EXERCISE TEXT
Segment Open

From WoodworkersZone WoodWiki
"Fumed" Oak Finish
Sand the piece up through 150 grit. It's important to raise the grain because you'll be using a water-based product.
Use "Old Growth" (Fumed Oak) from Woodworkers Supplies as directed.
This is what gives it the "aged look".
It looks awful when applied (a grayish-brown). Don't worry -- this is right.
Then apply Garnet dewaxed shellac (I like the premixed 2lb shellac from www.woodfinishingsuppies.com )
Then apply Orange dewaxed shellac
Sand with 400 w/d lubed with mineral spirits
Wipe the piece down completely with mineral spirits and allow to evaporate.
Apply Blond dewaxed shellac
(The reason for the 3 tones of shellac is from the Dutch Masters artists that discovered the beauty and depth of "backcoating" their paintings).
This gives beautiful, rich tones to the wood as the light hits it.
So far, this process has intentionally minimized the grain pattern of the oak. Now you can gain your grain pattern by applying Behlen glaze (Van Dyke Brown). This allows you to control how much grain effect you get -- it's also "softer" than stains or dyes permit. By leaving a little of the glaze in corners (not too much) it also increases the "aged look".
Allow this to dry.
Apply (with foam "brush") Waterlox Tung Oil Finish (semi gloss*) available from www.woodfinishingsupplies.com. Do NOT follow the directions. They say to wipe it off. Don't do that. Leave it on. Allow to dry overnight. *The reason for using semi gloss is because satin has light deadeners in it and it's not as clear as semi gloss. Don't use gloss either -- it takes too long to cure -- especially in humid climates.
Go over the piece with 0000 steel wool. Clean piece completely of all dust.
Apply a coat of satin Waterlox with a soft cloth.
After it's completely cured, apply a coat of a good quality paste wax and buff.
The result of this process is a finish that looks like it's 100 years old and has been well-cared for (as opposed to the "distressed" look where the piece is beaten with chains, etc and looks abused).

Segment Closed

DATA FOR ANALYSIS
Segment Open

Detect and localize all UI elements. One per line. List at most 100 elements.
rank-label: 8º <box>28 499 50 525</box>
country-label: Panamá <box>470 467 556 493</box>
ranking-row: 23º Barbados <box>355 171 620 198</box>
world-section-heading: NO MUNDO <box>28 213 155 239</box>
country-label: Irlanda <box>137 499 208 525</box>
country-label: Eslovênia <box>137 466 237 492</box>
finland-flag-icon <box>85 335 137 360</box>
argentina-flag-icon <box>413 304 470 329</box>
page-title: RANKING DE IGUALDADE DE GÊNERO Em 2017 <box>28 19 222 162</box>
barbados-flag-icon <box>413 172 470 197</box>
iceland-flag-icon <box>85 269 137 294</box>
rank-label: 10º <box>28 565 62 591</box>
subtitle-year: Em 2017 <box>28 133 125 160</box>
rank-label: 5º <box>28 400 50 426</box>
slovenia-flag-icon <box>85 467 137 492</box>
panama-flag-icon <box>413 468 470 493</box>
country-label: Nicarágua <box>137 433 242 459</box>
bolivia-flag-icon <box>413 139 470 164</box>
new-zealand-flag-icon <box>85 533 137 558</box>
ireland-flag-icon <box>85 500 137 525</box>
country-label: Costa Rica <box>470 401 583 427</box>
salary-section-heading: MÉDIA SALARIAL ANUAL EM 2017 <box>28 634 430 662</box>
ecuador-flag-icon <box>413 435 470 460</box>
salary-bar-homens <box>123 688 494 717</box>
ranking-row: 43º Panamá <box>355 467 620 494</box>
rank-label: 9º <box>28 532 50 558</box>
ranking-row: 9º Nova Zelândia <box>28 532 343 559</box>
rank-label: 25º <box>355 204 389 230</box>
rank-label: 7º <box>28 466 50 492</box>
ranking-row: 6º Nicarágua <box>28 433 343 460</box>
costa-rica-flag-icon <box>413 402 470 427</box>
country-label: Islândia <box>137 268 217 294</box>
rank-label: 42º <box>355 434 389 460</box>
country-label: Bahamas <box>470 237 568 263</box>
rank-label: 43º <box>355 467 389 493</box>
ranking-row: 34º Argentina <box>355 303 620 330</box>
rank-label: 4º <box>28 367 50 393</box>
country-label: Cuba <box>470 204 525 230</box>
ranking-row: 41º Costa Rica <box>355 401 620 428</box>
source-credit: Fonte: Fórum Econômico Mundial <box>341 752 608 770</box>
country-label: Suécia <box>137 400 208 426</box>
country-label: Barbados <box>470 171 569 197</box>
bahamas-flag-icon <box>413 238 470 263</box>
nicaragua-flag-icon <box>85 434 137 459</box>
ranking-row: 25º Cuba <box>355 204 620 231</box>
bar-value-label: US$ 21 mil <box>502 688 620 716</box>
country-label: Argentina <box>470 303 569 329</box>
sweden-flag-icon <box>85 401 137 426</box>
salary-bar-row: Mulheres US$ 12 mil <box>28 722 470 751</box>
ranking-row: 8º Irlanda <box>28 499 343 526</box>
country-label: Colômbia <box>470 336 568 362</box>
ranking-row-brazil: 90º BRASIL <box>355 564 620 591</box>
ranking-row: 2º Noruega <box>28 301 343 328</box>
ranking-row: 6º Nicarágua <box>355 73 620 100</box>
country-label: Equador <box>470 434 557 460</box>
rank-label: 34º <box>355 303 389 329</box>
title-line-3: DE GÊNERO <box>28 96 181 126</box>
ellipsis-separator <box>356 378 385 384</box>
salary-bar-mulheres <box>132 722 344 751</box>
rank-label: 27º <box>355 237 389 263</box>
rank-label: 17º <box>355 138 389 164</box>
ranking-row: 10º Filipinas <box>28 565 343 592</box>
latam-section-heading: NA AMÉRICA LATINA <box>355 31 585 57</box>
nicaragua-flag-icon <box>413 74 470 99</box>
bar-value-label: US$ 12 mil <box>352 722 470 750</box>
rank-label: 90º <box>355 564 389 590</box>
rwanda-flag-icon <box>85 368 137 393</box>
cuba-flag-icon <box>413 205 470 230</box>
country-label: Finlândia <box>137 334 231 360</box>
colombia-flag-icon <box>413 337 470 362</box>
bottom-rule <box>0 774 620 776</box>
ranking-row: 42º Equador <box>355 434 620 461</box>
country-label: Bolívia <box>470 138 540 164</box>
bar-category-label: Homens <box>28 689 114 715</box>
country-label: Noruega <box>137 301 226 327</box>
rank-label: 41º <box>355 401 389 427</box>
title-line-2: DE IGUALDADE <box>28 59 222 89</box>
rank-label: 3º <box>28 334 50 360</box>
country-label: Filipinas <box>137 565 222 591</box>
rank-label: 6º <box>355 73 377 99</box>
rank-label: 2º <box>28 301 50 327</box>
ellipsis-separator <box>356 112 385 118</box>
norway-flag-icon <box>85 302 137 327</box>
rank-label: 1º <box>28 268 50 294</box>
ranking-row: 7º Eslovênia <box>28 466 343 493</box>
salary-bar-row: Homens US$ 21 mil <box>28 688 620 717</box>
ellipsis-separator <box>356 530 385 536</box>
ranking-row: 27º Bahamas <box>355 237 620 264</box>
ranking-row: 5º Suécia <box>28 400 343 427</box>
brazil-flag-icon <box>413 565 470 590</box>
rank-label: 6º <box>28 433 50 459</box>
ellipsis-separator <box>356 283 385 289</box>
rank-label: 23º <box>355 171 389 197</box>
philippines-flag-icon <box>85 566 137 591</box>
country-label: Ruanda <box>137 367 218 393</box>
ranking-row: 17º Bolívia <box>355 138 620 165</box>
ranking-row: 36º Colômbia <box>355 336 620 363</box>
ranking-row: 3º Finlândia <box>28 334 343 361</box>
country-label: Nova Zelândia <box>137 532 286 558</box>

Segment Closed

EXERCISE AIM
Give the passage of the fumed oak finish instructions starting with "Apply (with foam" and going on through "of all dust." again, with "overnight" replaced by "for 24 hours".

ANSWER TO THIS TASK
Apply (with foam "brush") Waterlox Tung Oil Finish (semi gloss*) available from www.woodfinishingsupplies.com. Do NOT follow the directions. They say to wipe it off. Don't do that. Leave it on. Allow to dry for 24 hours. *The reason for using semi gloss is because satin has light deadeners in it and it's not as clear as semi gloss. Don't use gloss either -- it takes too long to cure -- especially in humid climates.
Go over the piece with 0000 steel wool. Clean piece completely of all dust.